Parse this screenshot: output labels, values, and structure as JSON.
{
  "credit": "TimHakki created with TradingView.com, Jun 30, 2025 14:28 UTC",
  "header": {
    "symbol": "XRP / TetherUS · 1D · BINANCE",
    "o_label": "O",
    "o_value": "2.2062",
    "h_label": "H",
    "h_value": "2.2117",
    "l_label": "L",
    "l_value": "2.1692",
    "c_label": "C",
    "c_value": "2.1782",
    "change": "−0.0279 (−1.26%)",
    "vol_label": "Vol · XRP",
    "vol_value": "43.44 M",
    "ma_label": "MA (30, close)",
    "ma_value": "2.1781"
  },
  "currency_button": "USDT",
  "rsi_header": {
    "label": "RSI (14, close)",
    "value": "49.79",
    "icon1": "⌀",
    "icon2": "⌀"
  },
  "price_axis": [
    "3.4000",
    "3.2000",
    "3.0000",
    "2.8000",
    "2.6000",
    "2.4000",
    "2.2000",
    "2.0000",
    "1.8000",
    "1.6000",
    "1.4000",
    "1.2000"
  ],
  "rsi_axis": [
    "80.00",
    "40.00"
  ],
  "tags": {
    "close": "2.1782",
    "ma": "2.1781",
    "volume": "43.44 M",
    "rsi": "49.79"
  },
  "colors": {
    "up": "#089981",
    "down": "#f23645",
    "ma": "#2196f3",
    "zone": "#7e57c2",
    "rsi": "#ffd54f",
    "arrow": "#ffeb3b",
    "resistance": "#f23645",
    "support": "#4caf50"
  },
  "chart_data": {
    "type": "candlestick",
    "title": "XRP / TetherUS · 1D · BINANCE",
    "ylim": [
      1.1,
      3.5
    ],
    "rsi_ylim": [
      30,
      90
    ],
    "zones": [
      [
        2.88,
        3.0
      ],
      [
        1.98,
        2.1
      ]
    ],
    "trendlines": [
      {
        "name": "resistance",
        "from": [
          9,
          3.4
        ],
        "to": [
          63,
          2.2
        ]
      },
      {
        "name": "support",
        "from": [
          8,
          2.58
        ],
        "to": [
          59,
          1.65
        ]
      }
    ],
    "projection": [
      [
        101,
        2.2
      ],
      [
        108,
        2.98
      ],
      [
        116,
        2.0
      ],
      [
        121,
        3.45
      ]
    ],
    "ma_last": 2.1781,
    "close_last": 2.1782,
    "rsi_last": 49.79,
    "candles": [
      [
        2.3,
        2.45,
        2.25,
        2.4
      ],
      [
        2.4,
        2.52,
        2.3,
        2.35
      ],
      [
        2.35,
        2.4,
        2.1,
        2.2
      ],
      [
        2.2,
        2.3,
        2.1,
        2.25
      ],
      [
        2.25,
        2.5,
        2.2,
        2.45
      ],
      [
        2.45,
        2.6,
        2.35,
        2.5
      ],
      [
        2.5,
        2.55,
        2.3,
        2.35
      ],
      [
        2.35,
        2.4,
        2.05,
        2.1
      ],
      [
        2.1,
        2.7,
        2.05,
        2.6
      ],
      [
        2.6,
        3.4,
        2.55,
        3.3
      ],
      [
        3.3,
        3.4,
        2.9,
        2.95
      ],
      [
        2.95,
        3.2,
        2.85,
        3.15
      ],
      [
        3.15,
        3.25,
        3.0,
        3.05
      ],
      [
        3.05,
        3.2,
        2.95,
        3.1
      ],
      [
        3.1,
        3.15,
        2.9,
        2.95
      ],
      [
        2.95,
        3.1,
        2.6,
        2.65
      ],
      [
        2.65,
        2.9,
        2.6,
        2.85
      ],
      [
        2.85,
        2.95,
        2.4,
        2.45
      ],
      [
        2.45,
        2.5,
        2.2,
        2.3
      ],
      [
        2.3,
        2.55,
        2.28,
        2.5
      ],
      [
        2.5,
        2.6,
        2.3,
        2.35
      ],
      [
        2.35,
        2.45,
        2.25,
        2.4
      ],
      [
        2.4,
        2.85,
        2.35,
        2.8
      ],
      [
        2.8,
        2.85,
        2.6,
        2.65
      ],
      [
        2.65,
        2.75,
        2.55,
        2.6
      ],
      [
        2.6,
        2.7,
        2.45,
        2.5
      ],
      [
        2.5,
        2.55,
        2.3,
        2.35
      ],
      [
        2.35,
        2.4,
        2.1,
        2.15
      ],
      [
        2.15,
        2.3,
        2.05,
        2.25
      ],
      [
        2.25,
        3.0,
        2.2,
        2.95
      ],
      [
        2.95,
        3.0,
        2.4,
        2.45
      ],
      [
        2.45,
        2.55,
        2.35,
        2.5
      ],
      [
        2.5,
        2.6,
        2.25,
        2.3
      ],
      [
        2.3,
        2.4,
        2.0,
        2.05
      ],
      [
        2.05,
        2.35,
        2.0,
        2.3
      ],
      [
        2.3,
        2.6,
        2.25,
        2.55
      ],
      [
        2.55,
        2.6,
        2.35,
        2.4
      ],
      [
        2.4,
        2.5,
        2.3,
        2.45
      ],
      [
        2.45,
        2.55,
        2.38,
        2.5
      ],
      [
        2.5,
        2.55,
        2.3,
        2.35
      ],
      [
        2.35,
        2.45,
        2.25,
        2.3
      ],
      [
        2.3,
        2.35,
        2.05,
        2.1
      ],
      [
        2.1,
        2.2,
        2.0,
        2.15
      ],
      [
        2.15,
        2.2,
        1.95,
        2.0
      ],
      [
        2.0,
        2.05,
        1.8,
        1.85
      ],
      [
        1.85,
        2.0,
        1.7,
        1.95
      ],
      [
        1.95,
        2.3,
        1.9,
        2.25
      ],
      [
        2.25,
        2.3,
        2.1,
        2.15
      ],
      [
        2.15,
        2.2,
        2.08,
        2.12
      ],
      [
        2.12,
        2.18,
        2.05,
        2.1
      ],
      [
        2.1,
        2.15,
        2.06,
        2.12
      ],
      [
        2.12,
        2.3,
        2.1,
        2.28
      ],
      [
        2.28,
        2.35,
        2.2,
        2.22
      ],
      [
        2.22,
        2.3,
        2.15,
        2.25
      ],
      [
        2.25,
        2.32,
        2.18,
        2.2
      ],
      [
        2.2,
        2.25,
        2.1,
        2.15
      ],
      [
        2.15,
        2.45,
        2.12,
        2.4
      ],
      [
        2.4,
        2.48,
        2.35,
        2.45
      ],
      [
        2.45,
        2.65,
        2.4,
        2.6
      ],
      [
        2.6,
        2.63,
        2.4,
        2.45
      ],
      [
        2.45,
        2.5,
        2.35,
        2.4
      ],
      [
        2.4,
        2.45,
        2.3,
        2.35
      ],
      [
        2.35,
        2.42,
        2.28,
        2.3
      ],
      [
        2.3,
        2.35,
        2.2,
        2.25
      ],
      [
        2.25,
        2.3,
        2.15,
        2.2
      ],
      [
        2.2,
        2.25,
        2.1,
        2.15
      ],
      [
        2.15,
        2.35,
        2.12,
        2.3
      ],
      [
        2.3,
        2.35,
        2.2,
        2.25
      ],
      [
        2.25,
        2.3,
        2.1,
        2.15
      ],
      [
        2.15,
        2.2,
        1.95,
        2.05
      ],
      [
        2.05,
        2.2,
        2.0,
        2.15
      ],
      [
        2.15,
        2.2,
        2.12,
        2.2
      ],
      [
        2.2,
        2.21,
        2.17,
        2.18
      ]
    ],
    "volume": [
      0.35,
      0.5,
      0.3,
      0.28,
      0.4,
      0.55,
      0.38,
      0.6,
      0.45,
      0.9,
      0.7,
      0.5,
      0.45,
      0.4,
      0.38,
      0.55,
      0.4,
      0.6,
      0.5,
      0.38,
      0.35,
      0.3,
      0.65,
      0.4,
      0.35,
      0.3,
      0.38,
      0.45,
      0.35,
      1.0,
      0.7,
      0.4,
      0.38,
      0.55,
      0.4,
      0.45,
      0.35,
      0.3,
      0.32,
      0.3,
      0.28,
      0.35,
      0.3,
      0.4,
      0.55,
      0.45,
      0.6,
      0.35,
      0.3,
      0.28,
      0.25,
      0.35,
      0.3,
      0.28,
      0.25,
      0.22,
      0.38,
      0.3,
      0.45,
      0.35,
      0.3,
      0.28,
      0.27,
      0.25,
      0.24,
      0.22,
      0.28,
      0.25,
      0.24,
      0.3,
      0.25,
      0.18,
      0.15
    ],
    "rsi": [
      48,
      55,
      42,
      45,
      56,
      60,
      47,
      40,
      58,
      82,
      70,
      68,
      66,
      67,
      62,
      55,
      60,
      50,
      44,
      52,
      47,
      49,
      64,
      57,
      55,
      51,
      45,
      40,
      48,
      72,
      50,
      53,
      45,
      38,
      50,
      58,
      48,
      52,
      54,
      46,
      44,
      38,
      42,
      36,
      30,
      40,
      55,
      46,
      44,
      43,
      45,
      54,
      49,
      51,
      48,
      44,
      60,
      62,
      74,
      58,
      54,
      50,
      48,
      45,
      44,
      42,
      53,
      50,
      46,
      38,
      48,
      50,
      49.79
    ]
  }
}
○ ○ ○ ○ ○
[SHORT EXERCISE] Look through the entries above for the word "BINANCE". Copy every line where it shows up.

[FINAL ANSWER]
    "symbol": "XRP / TetherUS · 1D · BINANCE",
    "title": "XRP / TetherUS · 1D · BINANCE",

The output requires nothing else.